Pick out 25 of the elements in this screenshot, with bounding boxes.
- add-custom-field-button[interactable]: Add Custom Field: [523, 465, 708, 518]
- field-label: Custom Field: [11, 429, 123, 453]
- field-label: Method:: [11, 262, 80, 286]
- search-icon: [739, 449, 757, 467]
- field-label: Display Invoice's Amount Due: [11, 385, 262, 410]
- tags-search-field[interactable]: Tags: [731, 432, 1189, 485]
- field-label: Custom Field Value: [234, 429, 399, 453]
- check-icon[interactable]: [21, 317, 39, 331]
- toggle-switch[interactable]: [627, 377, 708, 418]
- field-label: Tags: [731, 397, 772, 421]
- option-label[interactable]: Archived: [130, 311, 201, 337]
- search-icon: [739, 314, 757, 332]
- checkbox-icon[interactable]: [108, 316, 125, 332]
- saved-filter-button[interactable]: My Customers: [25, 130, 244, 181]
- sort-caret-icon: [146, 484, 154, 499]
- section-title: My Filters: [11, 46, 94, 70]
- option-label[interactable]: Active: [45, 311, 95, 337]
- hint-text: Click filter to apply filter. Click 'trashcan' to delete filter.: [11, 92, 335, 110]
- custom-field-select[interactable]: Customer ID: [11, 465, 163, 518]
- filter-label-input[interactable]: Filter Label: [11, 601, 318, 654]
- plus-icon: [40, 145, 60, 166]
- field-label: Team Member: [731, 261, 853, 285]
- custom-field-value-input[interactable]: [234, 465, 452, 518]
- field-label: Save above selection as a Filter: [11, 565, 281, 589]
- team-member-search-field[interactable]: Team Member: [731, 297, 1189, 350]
------------------------------------------------------------
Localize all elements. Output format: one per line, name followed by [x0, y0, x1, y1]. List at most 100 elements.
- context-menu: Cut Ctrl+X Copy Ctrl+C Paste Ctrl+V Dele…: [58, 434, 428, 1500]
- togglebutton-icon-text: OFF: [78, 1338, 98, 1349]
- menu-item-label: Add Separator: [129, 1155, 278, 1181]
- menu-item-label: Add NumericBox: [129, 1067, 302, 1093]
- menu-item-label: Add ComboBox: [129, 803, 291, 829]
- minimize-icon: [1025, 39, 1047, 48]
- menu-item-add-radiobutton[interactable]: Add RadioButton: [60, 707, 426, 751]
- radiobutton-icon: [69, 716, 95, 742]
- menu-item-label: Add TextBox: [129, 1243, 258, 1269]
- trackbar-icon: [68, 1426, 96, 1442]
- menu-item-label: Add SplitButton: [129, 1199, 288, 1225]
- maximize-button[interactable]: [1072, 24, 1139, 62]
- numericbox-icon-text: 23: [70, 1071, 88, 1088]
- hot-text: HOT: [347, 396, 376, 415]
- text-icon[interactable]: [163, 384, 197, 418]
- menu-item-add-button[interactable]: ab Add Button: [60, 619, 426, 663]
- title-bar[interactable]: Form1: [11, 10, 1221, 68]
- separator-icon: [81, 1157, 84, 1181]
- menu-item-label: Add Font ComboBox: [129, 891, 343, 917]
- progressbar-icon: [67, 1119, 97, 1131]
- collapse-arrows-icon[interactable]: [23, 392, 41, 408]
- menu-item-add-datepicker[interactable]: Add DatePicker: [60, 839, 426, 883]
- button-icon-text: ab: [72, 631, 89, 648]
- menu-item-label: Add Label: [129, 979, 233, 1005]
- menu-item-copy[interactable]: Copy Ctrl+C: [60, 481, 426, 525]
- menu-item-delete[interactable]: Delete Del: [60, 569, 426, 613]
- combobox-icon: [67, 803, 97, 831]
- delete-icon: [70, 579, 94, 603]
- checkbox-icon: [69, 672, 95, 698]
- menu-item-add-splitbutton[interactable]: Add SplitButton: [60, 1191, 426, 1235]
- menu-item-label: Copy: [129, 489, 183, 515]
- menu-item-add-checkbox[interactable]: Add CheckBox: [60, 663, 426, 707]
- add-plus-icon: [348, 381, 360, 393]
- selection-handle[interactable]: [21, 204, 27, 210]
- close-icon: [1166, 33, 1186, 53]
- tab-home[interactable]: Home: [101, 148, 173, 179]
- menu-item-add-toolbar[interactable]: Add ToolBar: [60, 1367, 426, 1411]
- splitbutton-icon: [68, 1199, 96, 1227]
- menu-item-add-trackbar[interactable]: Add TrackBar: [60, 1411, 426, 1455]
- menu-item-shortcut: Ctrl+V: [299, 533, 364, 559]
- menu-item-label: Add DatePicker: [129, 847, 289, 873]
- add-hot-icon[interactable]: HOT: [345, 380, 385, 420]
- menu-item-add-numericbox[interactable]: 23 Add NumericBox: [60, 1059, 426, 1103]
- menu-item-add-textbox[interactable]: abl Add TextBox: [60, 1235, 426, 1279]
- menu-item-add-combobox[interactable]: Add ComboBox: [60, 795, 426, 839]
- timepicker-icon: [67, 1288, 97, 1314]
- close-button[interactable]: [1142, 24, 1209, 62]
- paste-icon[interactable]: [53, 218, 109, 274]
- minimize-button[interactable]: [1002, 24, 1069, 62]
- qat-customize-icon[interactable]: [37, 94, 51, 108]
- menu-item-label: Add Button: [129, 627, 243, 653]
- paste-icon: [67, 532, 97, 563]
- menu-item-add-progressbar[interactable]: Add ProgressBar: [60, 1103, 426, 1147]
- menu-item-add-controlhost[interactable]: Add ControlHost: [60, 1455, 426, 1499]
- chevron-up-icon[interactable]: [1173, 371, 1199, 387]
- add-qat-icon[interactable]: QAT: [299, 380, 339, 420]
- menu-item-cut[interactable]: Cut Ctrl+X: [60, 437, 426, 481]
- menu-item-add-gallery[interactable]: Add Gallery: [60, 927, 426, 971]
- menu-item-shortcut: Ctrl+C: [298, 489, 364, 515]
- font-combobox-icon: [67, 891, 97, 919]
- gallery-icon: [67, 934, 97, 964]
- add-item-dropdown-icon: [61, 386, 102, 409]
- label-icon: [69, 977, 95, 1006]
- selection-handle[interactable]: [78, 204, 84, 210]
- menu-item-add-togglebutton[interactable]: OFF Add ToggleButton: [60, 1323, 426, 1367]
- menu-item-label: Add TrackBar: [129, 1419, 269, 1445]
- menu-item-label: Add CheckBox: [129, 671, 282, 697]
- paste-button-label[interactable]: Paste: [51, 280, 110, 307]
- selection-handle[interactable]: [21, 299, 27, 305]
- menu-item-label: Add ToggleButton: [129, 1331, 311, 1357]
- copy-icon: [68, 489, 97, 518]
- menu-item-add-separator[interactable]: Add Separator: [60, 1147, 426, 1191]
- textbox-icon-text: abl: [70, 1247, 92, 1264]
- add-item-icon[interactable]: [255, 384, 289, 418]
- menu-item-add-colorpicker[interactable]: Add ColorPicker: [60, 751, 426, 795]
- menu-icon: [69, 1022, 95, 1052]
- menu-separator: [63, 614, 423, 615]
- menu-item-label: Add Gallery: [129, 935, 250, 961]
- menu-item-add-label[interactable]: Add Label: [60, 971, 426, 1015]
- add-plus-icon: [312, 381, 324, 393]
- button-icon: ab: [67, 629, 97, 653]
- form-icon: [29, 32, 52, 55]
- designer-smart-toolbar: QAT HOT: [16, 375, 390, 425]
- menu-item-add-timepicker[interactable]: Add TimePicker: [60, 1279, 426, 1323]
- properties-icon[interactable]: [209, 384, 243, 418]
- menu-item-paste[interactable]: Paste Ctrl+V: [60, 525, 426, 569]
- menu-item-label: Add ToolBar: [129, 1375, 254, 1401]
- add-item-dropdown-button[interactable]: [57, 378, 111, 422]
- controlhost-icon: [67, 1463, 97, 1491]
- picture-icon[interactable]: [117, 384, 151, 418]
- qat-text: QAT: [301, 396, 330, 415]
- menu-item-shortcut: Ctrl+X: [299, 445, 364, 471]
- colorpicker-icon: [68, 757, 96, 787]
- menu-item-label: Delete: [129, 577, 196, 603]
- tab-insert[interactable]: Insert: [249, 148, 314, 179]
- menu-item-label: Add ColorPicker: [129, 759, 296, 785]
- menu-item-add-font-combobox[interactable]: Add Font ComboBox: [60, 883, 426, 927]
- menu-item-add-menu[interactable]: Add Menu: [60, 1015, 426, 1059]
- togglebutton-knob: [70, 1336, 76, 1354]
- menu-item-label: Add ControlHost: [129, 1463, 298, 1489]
------------------------------------------------------------
→ **Exercise**
Reproduce, character for character, the stretch of the records above from the line containing "Pick out 25" through the line containing "- field-label: Display".

→ **Written response**
Pick out 25 of the elements in this screenshot, with bounding boxes.
- add-custom-field-button[interactable]: Add Custom Field: [523, 465, 708, 518]
- field-label: Custom Field: [11, 429, 123, 453]
- field-label: Method:: [11, 262, 80, 286]
- search-icon: [739, 449, 757, 467]
- field-label: Display Invoice's Amount Due: [11, 385, 262, 410]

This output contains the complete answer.